Task goal:
Return the entries verbatim and drop every picture.

Data entries:
....

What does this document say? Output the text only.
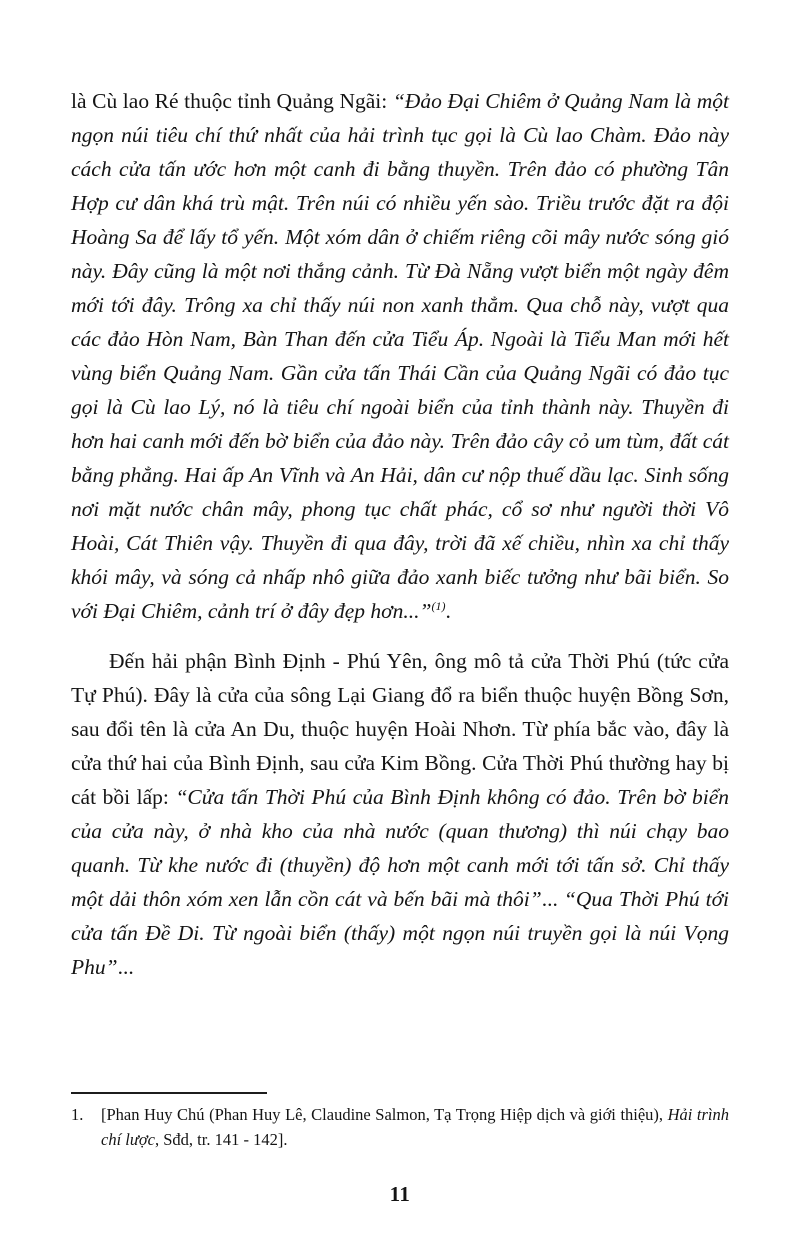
là Cù lao Ré thuộc tỉnh Quảng Ngãi: “Đảo Đại Chiêm ở Quảng Nam là một ngọn núi tiêu chí thứ nhất của hải trình tục gọi là Cù lao Chàm. Đảo này cách cửa tấn ước hơn một canh đi bằng thuyền. Trên đảo có phường Tân Hợp cư dân khá trù mật. Trên núi có nhiều yến sào. Triều trước đặt ra đội Hoàng Sa để lấy tổ yến. Một xóm dân ở chiếm riêng cõi mây nước sóng gió này. Đây cũng là một nơi thắng cảnh. Từ Đà Nẵng vượt biển một ngày đêm mới tới đây. Trông xa chỉ thấy núi non xanh thẳm. Qua chỗ này, vượt qua các đảo Hòn Nam, Bàn Than đến cửa Tiểu Áp. Ngoài là Tiểu Man mới hết vùng biển Quảng Nam. Gần cửa tấn Thái Cần của Quảng Ngãi có đảo tục gọi là Cù lao Lý, nó là tiêu chí ngoài biển của tỉnh thành này. Thuyền đi hơn hai canh mới đến bờ biển của đảo này. Trên đảo cây cỏ um tùm, đất cát bằng phẳng. Hai ấp An Vĩnh và An Hải, dân cư nộp thuế dầu lạc. Sinh sống nơi mặt nước chân mây, phong tục chất phác, cổ sơ như người thời Vô Hoài, Cát Thiên vậy. Thuyền đi qua đây, trời đã xế chiều, nhìn xa chỉ thấy khói mây, và sóng cả nhấp nhô giữa đảo xanh biếc tưởng như bãi biển. So với Đại Chiêm, cảnh trí ở đây đẹp hơn...”$^{(1)}$.

Đến hải phận Bình Định - Phú Yên, ông mô tả cửa Thời Phú (tức cửa Tự Phú). Đây là cửa của sông Lại Giang đổ ra biển thuộc huyện Bồng Sơn, sau đổi tên là cửa An Du, thuộc huyện Hoài Nhơn. Từ phía bắc vào, đây là cửa thứ hai của Bình Định, sau cửa Kim Bồng. Cửa Thời Phú thường hay bị cát bồi lấp: “Cửa tấn Thời Phú của Bình Định không có đảo. Trên bờ biển của cửa này, ở nhà kho của nhà nước (quan thương) thì núi chạy bao quanh. Từ khe nước đi (thuyền) độ hơn một canh mới tới tấn sở. Chỉ thấy một dải thôn xóm xen lẫn cồn cát và bến bãi mà thôi”... “Qua Thời Phú tới cửa tấn Đề Di. Từ ngoài biển (thấy) một ngọn núi truyền gọi là núi Vọng Phu”...

1.	[Phan Huy Chú (Phan Huy Lê, Claudine Salmon, Tạ Trọng Hiệp dịch và giới thiệu), Hải trình chí lược, Sđd, tr. 141 - 142].
11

....

Final answer:
What does this document say? Output the text only.
là Cù lao Ré thuộc tỉnh Quảng Ngãi: “Đảo Đại Chiêm ở Quảng Nam là một ngọn núi tiêu chí thứ nhất của hải trình tục gọi là Cù lao Chàm. Đảo này cách cửa tấn ước hơn một canh đi bằng thuyền. Trên đảo có phường Tân Hợp cư dân khá trù mật. Trên núi có nhiều yến sào. Triều trước đặt ra đội Hoàng Sa để lấy tổ yến. Một xóm dân ở chiếm riêng cõi mây nước sóng gió này. Đây cũng là một nơi thắng cảnh. Từ Đà Nẵng vượt biển một ngày đêm mới tới đây. Trông xa chỉ thấy núi non xanh thẳm. Qua chỗ này, vượt qua các đảo Hòn Nam, Bàn Than đến cửa Tiểu Áp. Ngoài là Tiểu Man mới hết vùng biển Quảng Nam. Gần cửa tấn Thái Cần của Quảng Ngãi có đảo tục gọi là Cù lao Lý, nó là tiêu chí ngoài biển của tỉnh thành này. Thuyền đi hơn hai canh mới đến bờ biển của đảo này. Trên đảo cây cỏ um tùm, đất cát bằng phẳng. Hai ấp An Vĩnh và An Hải, dân cư nộp thuế dầu lạc. Sinh sống nơi mặt nước chân mây, phong tục chất phác, cổ sơ như người thời Vô Hoài, Cát Thiên vậy. Thuyền đi qua đây, trời đã xế chiều, nhìn xa chỉ thấy khói mây, và sóng cả nhấp nhô giữa đảo xanh biếc tưởng như bãi biển. So với Đại Chiêm, cảnh trí ở đây đẹp hơn...”$^{(1)}$.

Đến hải phận Bình Định - Phú Yên, ông mô tả cửa Thời Phú (tức cửa Tự Phú). Đây là cửa của sông Lại Giang đổ ra biển thuộc huyện Bồng Sơn, sau đổi tên là cửa An Du, thuộc huyện Hoài Nhơn. Từ phía bắc vào, đây là cửa thứ hai của Bình Định, sau cửa Kim Bồng. Cửa Thời Phú thường hay bị cát bồi lấp: “Cửa tấn Thời Phú của Bình Định không có đảo. Trên bờ biển của cửa này, ở nhà kho của nhà nước (quan thương) thì núi chạy bao quanh. Từ khe nước đi (thuyền) độ hơn một canh mới tới tấn sở. Chỉ thấy một dải thôn xóm xen lẫn cồn cát và bến bãi mà thôi”... “Qua Thời Phú tới cửa tấn Đề Di. Từ ngoài biển (thấy) một ngọn núi truyền gọi là núi Vọng Phu”...

1.	[Phan Huy Chú (Phan Huy Lê, Claudine Salmon, Tạ Trọng Hiệp dịch và giới thiệu), Hải trình chí lược, Sđd, tr. 141 - 142].
11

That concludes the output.